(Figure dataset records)
##########

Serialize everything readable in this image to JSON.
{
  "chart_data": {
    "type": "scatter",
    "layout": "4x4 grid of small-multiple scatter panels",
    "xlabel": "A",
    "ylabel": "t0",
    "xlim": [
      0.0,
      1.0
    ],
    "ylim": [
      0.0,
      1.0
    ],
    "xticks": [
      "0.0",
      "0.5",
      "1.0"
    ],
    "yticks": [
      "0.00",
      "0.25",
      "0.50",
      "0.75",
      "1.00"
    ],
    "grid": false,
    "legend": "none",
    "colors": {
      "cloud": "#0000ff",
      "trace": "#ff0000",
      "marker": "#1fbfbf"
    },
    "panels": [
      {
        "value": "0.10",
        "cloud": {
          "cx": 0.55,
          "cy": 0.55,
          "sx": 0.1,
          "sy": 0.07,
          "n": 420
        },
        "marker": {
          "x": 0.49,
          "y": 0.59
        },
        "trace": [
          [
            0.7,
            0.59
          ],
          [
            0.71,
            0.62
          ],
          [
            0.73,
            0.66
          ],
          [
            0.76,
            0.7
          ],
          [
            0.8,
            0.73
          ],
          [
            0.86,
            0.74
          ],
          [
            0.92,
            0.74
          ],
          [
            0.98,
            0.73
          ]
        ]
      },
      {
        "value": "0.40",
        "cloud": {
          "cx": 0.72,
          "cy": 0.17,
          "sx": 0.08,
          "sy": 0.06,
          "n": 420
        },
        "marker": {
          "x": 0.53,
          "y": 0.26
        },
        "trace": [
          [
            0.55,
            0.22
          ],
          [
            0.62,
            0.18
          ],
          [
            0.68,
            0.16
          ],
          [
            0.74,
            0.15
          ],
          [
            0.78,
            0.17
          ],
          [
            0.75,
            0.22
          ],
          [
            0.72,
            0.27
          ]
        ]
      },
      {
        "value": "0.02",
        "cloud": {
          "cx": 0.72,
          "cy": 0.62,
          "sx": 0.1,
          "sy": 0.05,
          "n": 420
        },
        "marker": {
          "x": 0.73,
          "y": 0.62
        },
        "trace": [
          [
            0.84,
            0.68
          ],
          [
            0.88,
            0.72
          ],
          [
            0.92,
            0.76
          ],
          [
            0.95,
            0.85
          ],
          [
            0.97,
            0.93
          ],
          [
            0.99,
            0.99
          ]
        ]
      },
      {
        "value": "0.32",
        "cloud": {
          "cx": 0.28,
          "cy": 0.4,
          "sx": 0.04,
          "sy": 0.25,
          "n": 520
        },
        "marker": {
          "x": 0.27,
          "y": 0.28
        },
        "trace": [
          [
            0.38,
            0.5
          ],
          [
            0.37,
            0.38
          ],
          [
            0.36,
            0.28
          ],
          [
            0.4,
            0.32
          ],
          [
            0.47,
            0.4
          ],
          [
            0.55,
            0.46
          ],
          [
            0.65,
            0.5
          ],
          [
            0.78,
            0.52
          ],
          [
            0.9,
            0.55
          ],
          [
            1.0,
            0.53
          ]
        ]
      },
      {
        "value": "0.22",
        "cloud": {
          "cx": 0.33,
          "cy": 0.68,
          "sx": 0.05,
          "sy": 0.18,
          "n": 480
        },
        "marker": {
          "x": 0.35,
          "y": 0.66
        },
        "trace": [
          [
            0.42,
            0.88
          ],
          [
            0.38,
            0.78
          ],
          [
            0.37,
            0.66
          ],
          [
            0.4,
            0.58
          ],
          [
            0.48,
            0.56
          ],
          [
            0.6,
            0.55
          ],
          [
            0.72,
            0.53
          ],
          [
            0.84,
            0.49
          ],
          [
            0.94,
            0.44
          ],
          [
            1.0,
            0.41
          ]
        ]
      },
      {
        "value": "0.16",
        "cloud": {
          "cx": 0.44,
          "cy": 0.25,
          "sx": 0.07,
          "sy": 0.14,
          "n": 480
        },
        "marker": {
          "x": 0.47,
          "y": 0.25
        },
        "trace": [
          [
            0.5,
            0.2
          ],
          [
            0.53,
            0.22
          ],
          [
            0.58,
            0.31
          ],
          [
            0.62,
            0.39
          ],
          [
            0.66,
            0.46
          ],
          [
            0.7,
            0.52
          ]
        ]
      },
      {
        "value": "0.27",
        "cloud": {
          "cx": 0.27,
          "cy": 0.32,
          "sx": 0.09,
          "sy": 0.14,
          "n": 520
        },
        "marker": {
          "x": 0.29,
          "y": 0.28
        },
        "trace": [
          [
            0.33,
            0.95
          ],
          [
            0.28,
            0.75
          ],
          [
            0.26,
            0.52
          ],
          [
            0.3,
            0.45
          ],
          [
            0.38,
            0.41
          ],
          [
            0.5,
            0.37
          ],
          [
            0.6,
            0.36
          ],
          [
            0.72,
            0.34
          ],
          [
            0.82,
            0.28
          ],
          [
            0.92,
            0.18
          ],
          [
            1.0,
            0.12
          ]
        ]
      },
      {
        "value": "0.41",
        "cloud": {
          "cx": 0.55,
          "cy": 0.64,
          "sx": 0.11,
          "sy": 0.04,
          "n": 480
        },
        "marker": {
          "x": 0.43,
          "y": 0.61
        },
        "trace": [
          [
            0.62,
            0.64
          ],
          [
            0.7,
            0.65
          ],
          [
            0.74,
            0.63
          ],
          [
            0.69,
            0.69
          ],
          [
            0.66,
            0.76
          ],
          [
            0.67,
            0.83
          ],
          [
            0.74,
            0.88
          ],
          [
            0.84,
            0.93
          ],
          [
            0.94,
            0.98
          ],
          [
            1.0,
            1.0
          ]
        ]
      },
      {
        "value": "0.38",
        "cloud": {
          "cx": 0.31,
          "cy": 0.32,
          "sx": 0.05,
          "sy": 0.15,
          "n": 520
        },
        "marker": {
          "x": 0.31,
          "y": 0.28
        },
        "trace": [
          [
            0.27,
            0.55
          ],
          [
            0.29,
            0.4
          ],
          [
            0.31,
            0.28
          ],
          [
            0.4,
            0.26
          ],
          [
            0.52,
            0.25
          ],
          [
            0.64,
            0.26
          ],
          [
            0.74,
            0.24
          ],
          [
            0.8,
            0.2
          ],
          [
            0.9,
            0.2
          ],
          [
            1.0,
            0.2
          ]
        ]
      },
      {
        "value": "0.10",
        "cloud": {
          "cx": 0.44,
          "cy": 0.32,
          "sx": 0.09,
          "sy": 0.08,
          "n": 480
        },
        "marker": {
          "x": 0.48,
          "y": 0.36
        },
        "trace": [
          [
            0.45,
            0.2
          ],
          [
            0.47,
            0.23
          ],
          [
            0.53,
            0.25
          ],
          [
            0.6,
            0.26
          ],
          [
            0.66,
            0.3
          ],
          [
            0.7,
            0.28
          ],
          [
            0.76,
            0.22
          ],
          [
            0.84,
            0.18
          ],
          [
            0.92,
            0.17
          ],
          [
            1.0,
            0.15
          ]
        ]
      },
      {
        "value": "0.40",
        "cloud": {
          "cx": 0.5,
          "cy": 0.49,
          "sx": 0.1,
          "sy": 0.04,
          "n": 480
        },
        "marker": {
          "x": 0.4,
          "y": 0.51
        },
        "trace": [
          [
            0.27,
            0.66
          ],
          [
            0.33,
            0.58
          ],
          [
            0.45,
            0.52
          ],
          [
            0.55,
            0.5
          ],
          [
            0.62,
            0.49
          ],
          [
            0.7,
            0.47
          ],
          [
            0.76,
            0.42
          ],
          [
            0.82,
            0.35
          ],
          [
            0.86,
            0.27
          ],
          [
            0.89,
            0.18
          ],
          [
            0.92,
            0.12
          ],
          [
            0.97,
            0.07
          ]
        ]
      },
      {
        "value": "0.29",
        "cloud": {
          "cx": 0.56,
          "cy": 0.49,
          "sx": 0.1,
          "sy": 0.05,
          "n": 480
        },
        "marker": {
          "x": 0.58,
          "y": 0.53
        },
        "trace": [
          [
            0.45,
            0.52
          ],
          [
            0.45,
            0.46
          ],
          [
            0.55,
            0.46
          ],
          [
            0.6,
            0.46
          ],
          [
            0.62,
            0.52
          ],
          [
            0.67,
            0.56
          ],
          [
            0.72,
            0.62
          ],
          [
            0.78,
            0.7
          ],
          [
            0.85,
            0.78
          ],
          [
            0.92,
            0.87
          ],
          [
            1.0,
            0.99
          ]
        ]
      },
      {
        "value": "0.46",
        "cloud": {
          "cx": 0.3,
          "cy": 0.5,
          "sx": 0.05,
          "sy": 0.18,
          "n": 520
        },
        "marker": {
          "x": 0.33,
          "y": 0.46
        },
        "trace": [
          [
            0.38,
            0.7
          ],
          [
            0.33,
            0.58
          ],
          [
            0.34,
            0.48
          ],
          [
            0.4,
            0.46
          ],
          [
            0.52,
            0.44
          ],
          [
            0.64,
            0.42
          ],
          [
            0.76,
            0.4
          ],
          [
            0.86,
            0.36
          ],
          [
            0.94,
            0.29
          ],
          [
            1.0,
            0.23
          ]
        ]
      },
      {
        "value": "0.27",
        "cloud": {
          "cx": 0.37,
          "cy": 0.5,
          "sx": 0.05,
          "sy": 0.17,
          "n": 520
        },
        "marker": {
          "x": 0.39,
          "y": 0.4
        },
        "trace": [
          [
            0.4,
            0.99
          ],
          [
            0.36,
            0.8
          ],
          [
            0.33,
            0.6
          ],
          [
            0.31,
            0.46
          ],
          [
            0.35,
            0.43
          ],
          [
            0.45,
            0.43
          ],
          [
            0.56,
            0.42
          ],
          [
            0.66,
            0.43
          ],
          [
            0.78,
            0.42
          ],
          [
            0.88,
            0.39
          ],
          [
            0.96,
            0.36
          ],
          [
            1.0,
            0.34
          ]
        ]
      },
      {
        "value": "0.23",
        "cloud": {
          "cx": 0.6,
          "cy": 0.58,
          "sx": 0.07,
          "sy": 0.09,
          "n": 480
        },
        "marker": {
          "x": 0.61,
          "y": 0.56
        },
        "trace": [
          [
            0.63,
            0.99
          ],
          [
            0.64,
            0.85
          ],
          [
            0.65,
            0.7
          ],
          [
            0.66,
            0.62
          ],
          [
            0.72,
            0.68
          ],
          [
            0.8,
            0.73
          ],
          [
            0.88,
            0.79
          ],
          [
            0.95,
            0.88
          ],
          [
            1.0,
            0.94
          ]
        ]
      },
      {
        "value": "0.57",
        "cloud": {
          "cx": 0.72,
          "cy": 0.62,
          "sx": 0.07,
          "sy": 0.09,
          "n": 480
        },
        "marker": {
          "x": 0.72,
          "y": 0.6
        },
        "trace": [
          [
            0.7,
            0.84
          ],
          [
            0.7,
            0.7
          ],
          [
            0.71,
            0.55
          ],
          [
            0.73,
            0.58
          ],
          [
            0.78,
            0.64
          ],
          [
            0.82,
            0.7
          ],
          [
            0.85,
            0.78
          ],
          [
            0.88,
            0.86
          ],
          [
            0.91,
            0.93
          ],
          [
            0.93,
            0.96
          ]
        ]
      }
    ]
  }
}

##########

[Required work] Check each line above for the word "scatter" and copy the ones that have it.

[Answer to this problem]
    "type": "scatter",
    "layout": "4x4 grid of small-multiple scatter panels",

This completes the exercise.